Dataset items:
^^^^

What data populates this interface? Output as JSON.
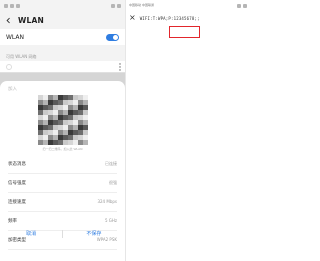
{
  "left": {
    "app_title": "WLAN",
    "wlan_label": "WLAN",
    "available_label": "可用 WLAN 网络",
    "dialog": {
      "title": "加入",
      "qr_caption": "扫一扫二维码，加入此 WLAN",
      "rows": [
        {
          "label": "状态消息",
          "value": "已连接"
        },
        {
          "label": "信号强度",
          "value": "很强"
        },
        {
          "label": "连接速度",
          "value": "324 Mbps"
        },
        {
          "label": "频率",
          "value": "5 GHz"
        },
        {
          "label": "加密类型",
          "value": "WPA2 PSK"
        }
      ],
      "cancel_label": "取消",
      "forget_label": "不保存"
    }
  },
  "right": {
    "carrier": "中国移动 中国联通",
    "scan_text": "WIFI:T:WPA;P:12345678;;",
    "close_glyph": "×"
  },
  "colors": {
    "accent": "#2f7de1",
    "highlight": "#e2262c"
  }
}
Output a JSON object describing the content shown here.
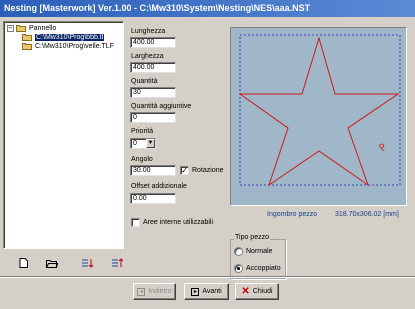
{
  "window": {
    "title": "Nesting [Masterwork] Ver.1.00 - C:\\Mw310\\System\\Nesting\\NES\\aaa.NST"
  },
  "tree": {
    "root_label": "Pannello",
    "items": [
      {
        "label": "C:\\Mw310\\Prog\\bbb.tl",
        "selected": true
      },
      {
        "label": "C:\\Mw310\\Prog\\velle.TLF",
        "selected": false
      }
    ],
    "toolbar_icons": [
      "new-file-icon",
      "open-folder-icon",
      "sort-down-icon",
      "sort-up-icon"
    ]
  },
  "form": {
    "lunghezza_label": "Lunghezza",
    "lunghezza_value": "400.00",
    "larghezza_label": "Larghezza",
    "larghezza_value": "400.00",
    "quantita_label": "Quantità",
    "quantita_value": "30",
    "quantita_agg_label": "Quantità aggiuntive",
    "quantita_agg_value": "0",
    "priorita_label": "Priorità",
    "priorita_value": "0",
    "angolo_label": "Angolo",
    "angolo_value": "30.00",
    "rotazione_label": "Rotazione",
    "rotazione_checked": true,
    "offset_label": "Offset addizionale",
    "offset_value": "0.00",
    "aree_label": "Aree interne utilizzabili",
    "aree_checked": false
  },
  "tipo_pezzo": {
    "title": "Tipo pezzo",
    "options": [
      {
        "label": "Normale",
        "checked": false
      },
      {
        "label": "Accoppiato",
        "checked": true
      }
    ]
  },
  "preview": {
    "ingombro_label": "Ingombro pezzo",
    "ingombro_value": "318.70x306.02 [mm]"
  },
  "buttons": {
    "indietro": "Indietro",
    "avanti": "Avanti",
    "chiudi": "Chiudi"
  },
  "colors": {
    "titlebar": "#2b5fb8",
    "preview_bg": "#9fb7c8",
    "star_stroke": "#d01818",
    "frame_stroke": "#2020c0"
  }
}
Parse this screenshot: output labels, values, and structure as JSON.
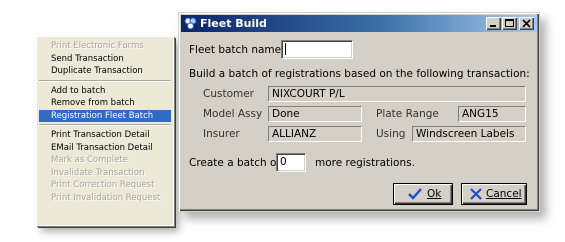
{
  "context_menu": {
    "items": [
      {
        "label": "Print Electronic Forms",
        "enabled": false
      },
      {
        "label": "Send Transaction",
        "enabled": true
      },
      {
        "label": "Duplicate Transaction",
        "enabled": true
      },
      {
        "separator": true
      },
      {
        "label": "Add to batch",
        "enabled": true
      },
      {
        "label": "Remove from batch",
        "enabled": true
      },
      {
        "label": "Registration Fleet Batch",
        "enabled": true,
        "selected": true
      },
      {
        "separator": true
      },
      {
        "label": "Print Transaction Detail",
        "enabled": true
      },
      {
        "label": "EMail Transaction Detail",
        "enabled": true
      },
      {
        "label": "Mark as Complete",
        "enabled": false
      },
      {
        "label": "Invalidate Transaction",
        "enabled": false
      },
      {
        "label": "Print Correction Request",
        "enabled": false
      },
      {
        "label": "Print Invalidation Request",
        "enabled": false
      }
    ]
  },
  "dialog": {
    "title": "Fleet Build",
    "fleet_batch_name_label": "Fleet batch name",
    "fleet_batch_name_value": "",
    "description": "Build a batch of registrations based on the following transaction:",
    "customer_label": "Customer",
    "customer_value": "NIXCOURT P/L",
    "model_assy_label": "Model Assy",
    "model_assy_value": "Done",
    "plate_range_label": "Plate Range",
    "plate_range_value": "ANG15",
    "insurer_label": "Insurer",
    "insurer_value": "ALLIANZ",
    "using_label": "Using",
    "using_value": "Windscreen Labels",
    "create_prefix": "Create a batch of",
    "batch_count": "0",
    "create_suffix": "more registrations.",
    "ok_label": "Ok",
    "cancel_label": "Cancel"
  },
  "colors": {
    "title_gradient_start": "#0a246a",
    "title_gradient_end": "#a6caf0",
    "menu_selection": "#316ac5",
    "dialog_face": "#d4d0c8",
    "ok_check": "#1c4fd6",
    "cancel_x": "#1c4fd6"
  },
  "icons": {
    "window": "app-window-icon",
    "minimize": "minimize-icon",
    "maximize": "maximize-icon",
    "close": "close-icon",
    "ok": "checkmark-icon",
    "cancel": "cancel-x-icon"
  }
}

^^^^

WRITTEN EXERCISE:
List the lines of the entries that include "JSON".

RESPONSE:
What data populates this interface? Output as JSON.
Output a JSON object describing the content shown here.
Parse this screenshot: output labels, values, and structure as JSON.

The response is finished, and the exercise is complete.